> _EXERCISE INPUTS_:
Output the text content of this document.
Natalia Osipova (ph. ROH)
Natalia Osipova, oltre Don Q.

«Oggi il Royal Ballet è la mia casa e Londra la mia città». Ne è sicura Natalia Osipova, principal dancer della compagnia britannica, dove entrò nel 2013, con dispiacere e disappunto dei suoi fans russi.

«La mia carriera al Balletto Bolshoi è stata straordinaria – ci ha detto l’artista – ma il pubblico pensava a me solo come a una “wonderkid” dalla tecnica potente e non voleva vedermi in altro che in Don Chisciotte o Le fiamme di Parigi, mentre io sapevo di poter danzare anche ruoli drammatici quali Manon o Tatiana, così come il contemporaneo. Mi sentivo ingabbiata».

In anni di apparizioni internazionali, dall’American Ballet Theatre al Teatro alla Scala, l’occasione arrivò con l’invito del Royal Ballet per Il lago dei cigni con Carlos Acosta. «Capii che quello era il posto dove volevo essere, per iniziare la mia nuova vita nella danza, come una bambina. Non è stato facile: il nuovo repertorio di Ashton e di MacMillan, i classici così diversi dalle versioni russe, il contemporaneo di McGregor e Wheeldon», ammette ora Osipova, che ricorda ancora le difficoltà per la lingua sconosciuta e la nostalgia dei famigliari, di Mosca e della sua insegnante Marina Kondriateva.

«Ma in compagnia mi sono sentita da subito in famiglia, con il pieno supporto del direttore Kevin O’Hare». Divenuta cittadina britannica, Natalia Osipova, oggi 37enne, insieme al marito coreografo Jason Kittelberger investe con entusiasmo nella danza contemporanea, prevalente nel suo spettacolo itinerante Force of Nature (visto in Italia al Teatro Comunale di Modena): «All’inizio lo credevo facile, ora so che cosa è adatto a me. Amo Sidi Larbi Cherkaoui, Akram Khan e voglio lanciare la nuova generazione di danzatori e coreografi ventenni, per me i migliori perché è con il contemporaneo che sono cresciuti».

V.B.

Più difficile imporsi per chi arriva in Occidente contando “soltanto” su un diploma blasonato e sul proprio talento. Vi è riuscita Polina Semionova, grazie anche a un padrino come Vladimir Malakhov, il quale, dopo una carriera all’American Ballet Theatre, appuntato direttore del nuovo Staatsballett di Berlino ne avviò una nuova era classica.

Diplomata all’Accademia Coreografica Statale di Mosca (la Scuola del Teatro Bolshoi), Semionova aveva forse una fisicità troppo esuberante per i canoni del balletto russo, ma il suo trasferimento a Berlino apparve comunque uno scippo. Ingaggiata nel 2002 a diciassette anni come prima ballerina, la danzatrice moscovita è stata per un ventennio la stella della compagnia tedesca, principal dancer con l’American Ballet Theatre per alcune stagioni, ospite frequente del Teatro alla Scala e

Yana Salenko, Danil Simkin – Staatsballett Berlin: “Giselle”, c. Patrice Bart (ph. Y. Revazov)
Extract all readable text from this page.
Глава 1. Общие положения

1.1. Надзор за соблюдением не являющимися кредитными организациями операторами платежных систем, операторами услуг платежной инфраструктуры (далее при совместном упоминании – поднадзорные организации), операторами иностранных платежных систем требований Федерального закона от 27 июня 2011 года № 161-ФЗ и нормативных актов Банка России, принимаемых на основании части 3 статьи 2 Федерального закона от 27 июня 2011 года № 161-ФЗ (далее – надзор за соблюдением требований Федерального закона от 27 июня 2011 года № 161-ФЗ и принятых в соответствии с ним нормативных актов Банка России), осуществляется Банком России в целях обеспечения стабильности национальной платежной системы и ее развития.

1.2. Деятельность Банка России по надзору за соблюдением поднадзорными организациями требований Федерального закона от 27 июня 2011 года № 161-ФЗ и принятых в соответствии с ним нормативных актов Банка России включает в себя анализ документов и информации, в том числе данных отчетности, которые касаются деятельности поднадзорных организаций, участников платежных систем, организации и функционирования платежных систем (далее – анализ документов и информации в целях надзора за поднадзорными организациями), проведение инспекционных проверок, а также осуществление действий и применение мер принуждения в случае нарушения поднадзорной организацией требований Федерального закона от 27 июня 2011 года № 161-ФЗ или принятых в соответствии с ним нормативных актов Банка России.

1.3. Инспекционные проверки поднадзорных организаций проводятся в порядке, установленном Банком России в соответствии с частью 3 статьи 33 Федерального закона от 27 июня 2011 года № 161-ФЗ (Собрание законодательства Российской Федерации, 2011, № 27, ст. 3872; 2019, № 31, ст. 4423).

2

> _WHAT THE TASK REQUIRES_: Transcribe the material above in its entirety. Match it exactly.

> _ANSWER TO THE EXERCISE_:
Output the text content of this document.
Natalia Osipova (ph. ROH)
Natalia Osipova, oltre Don Q.

«Oggi il Royal Ballet è la mia casa e Londra la mia città». Ne è sicura Natalia Osipova, principal dancer della compagnia britannica, dove entrò nel 2013, con dispiacere e disappunto dei suoi fans russi.

«La mia carriera al Balletto Bolshoi è stata straordinaria – ci ha detto l’artista – ma il pubblico pensava a me solo come a una “wonderkid” dalla tecnica potente e non voleva vedermi in altro che in Don Chisciotte o Le fiamme di Parigi, mentre io sapevo di poter danzare anche ruoli drammatici quali Manon o Tatiana, così come il contemporaneo. Mi sentivo ingabbiata».

In anni di apparizioni internazionali, dall’American Ballet Theatre al Teatro alla Scala, l’occasione arrivò con l’invito del Royal Ballet per Il lago dei cigni con Carlos Acosta. «Capii che quello era il posto dove volevo essere, per iniziare la mia nuova vita nella danza, come una bambina. Non è stato facile: il nuovo repertorio di Ashton e di MacMillan, i classici così diversi dalle versioni russe, il contemporaneo di McGregor e Wheeldon», ammette ora Osipova, che ricorda ancora le difficoltà per la lingua sconosciuta e la nostalgia dei famigliari, di Mosca e della sua insegnante Marina Kondriateva.

«Ma in compagnia mi sono sentita da subito in famiglia, con il pieno supporto del direttore Kevin O’Hare». Divenuta cittadina britannica, Natalia Osipova, oggi 37enne, insieme al marito coreografo Jason Kittelberger investe con entusiasmo nella danza contemporanea, prevalente nel suo spettacolo itinerante Force of Nature (visto in Italia al Teatro Comunale di Modena): «All’inizio lo credevo facile, ora so che cosa è adatto a me. Amo Sidi Larbi Cherkaoui, Akram Khan e voglio lanciare la nuova generazione di danzatori e coreografi ventenni, per me i migliori perché è con il contemporaneo che sono cresciuti».

V.B.

Più difficile imporsi per chi arriva in Occidente contando “soltanto” su un diploma blasonato e sul proprio talento. Vi è riuscita Polina Semionova, grazie anche a un padrino come Vladimir Malakhov, il quale, dopo una carriera all’American Ballet Theatre, appuntato direttore del nuovo Staatsballett di Berlino ne avviò una nuova era classica.

Diplomata all’Accademia Coreografica Statale di Mosca (la Scuola del Teatro Bolshoi), Semionova aveva forse una fisicità troppo esuberante per i canoni del balletto russo, ma il suo trasferimento a Berlino apparve comunque uno scippo. Ingaggiata nel 2002 a diciassette anni come prima ballerina, la danzatrice moscovita è stata per un ventennio la stella della compagnia tedesca, principal dancer con l’American Ballet Theatre per alcune stagioni, ospite frequente del Teatro alla Scala e

Yana Salenko, Danil Simkin – Staatsballett Berlin: “Giselle”, c. Patrice Bart (ph. Y. Revazov)
Extract all readable text from this page.
Глава 1. Общие положения

1.1. Надзор за соблюдением не являющимися кредитными организациями операторами платежных систем, операторами услуг платежной инфраструктуры (далее при совместном упоминании – поднадзорные организации), операторами иностранных платежных систем требований Федерального закона от 27 июня 2011 года № 161-ФЗ и нормативных актов Банка России, принимаемых на основании части 3 статьи 2 Федерального закона от 27 июня 2011 года № 161-ФЗ (далее – надзор за соблюдением требований Федерального закона от 27 июня 2011 года № 161-ФЗ и принятых в соответствии с ним нормативных актов Банка России), осуществляется Банком России в целях обеспечения стабильности национальной платежной системы и ее развития.

1.2. Деятельность Банка России по надзору за соблюдением поднадзорными организациями требований Федерального закона от 27 июня 2011 года № 161-ФЗ и принятых в соответствии с ним нормативных актов Банка России включает в себя анализ документов и информации, в том числе данных отчетности, которые касаются деятельности поднадзорных организаций, участников платежных систем, организации и функционирования платежных систем (далее – анализ документов и информации в целях надзора за поднадзорными организациями), проведение инспекционных проверок, а также осуществление действий и применение мер принуждения в случае нарушения поднадзорной организацией требований Федерального закона от 27 июня 2011 года № 161-ФЗ или принятых в соответствии с ним нормативных актов Банка России.

1.3. Инспекционные проверки поднадзорных организаций проводятся в порядке, установленном Банком России в соответствии с частью 3 статьи 33 Федерального закона от 27 июня 2011 года № 161-ФЗ (Собрание законодательства Российской Федерации, 2011, № 27, ст. 3872; 2019, № 31, ст. 4423).

2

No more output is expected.